_Stored data entries_
_ _ _ _ _
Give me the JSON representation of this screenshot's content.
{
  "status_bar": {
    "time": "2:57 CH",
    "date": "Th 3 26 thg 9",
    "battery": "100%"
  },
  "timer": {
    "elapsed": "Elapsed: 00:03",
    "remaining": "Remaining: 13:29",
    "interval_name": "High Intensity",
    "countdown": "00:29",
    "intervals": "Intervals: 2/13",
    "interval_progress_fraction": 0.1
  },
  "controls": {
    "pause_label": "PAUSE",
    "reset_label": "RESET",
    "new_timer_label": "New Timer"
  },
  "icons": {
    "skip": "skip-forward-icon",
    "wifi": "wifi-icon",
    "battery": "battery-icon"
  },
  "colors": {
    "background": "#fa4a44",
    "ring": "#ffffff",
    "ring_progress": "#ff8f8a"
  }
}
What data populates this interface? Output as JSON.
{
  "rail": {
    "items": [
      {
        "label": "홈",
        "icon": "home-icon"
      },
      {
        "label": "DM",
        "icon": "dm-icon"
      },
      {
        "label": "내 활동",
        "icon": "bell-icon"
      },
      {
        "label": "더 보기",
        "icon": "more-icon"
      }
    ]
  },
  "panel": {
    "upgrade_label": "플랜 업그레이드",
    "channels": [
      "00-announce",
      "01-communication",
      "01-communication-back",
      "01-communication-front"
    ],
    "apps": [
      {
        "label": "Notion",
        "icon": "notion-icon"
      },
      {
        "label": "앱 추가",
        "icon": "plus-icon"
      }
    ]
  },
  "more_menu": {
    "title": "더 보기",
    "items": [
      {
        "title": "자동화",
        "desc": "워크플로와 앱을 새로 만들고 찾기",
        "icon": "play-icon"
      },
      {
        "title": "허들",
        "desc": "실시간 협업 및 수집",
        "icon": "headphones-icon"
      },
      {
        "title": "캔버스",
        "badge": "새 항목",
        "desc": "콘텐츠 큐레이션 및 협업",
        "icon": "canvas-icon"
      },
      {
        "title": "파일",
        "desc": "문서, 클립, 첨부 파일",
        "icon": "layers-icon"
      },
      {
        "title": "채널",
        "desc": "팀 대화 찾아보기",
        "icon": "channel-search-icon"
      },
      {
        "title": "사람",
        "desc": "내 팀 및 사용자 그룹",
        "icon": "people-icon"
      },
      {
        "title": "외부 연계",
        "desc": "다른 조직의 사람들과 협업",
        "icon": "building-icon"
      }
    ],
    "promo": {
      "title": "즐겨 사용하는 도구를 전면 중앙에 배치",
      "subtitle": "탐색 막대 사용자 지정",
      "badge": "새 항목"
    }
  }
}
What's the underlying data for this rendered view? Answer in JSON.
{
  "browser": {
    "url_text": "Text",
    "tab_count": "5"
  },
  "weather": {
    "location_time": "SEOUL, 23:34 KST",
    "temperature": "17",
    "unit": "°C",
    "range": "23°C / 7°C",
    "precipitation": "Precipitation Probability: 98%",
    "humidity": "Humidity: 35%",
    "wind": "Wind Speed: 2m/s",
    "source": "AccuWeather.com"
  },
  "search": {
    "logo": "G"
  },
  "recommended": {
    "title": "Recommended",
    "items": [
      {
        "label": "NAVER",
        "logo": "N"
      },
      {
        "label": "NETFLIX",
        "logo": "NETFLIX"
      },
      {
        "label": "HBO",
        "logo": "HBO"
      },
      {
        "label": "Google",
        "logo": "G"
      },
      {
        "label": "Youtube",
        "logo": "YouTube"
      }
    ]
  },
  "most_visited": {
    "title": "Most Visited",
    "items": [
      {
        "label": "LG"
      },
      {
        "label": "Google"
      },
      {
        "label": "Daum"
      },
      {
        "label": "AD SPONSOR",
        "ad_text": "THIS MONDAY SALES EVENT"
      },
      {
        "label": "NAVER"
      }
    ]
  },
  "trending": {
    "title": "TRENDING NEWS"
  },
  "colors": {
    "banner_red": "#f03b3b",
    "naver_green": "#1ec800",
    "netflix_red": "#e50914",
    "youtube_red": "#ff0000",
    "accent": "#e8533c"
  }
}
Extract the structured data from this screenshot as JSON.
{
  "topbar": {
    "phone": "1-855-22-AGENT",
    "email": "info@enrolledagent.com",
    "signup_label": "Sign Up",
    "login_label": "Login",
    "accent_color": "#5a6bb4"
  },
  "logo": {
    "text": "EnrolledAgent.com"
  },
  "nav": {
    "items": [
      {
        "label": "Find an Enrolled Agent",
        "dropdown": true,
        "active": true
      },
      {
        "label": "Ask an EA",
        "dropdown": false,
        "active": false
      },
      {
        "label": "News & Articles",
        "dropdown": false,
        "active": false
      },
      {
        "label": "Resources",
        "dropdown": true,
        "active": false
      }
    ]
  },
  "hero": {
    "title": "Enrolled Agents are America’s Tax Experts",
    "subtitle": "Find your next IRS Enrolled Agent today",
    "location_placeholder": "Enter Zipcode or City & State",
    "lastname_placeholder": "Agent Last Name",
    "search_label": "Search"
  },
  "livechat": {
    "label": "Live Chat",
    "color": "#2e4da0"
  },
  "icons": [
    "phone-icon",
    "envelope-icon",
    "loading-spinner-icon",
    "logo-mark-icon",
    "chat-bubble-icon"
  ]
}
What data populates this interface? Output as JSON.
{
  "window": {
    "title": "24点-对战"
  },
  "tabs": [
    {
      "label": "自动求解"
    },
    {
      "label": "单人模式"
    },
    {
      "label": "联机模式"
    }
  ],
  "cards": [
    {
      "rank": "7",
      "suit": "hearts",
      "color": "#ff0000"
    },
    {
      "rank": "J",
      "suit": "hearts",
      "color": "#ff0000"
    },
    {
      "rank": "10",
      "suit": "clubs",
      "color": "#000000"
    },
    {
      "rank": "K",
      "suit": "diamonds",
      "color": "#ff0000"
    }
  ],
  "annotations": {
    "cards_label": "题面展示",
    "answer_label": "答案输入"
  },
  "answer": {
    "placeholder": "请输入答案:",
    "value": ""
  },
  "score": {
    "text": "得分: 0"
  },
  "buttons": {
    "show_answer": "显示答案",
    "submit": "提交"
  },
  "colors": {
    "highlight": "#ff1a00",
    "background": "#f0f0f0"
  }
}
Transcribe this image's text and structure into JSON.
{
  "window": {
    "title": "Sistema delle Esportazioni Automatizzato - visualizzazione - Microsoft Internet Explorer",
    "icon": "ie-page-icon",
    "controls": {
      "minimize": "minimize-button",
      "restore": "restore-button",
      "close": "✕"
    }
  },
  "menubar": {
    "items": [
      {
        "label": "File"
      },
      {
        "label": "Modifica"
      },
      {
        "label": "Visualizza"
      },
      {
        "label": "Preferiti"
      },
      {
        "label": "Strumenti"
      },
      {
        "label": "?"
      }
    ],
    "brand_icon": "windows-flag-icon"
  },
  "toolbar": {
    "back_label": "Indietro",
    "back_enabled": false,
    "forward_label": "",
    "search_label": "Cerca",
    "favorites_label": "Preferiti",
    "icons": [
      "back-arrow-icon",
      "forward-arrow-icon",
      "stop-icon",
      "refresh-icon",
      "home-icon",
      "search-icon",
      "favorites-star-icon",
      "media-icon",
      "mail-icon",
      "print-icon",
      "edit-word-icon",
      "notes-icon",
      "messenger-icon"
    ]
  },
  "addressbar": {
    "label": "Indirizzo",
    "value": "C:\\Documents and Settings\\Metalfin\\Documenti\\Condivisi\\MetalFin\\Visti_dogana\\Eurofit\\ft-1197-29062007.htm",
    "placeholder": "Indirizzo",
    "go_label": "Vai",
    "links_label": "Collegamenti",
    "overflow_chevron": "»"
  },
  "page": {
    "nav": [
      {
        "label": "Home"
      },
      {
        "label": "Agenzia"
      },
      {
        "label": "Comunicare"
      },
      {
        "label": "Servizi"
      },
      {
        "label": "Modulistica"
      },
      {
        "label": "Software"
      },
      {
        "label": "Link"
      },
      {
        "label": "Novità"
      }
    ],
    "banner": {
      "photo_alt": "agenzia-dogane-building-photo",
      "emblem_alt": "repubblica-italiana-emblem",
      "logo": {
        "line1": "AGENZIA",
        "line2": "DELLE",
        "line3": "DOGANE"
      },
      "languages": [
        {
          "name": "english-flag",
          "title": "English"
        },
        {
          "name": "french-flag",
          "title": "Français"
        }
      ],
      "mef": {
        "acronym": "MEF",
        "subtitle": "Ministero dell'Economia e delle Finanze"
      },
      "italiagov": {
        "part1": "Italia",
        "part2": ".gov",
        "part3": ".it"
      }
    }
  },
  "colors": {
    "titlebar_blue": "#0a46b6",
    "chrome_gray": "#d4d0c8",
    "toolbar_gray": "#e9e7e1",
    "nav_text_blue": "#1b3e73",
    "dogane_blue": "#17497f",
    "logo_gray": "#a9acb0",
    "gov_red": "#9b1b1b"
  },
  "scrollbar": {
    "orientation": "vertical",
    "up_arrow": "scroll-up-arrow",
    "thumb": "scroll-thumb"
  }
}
_ _ _ _ _
_Task to carry out_
Go through the entries and return each line where the word "Find" appears.

_Correct response_
        "label": "Find an Enrolled Agent",
    "subtitle": "Find your next IRS Enrolled Agent today",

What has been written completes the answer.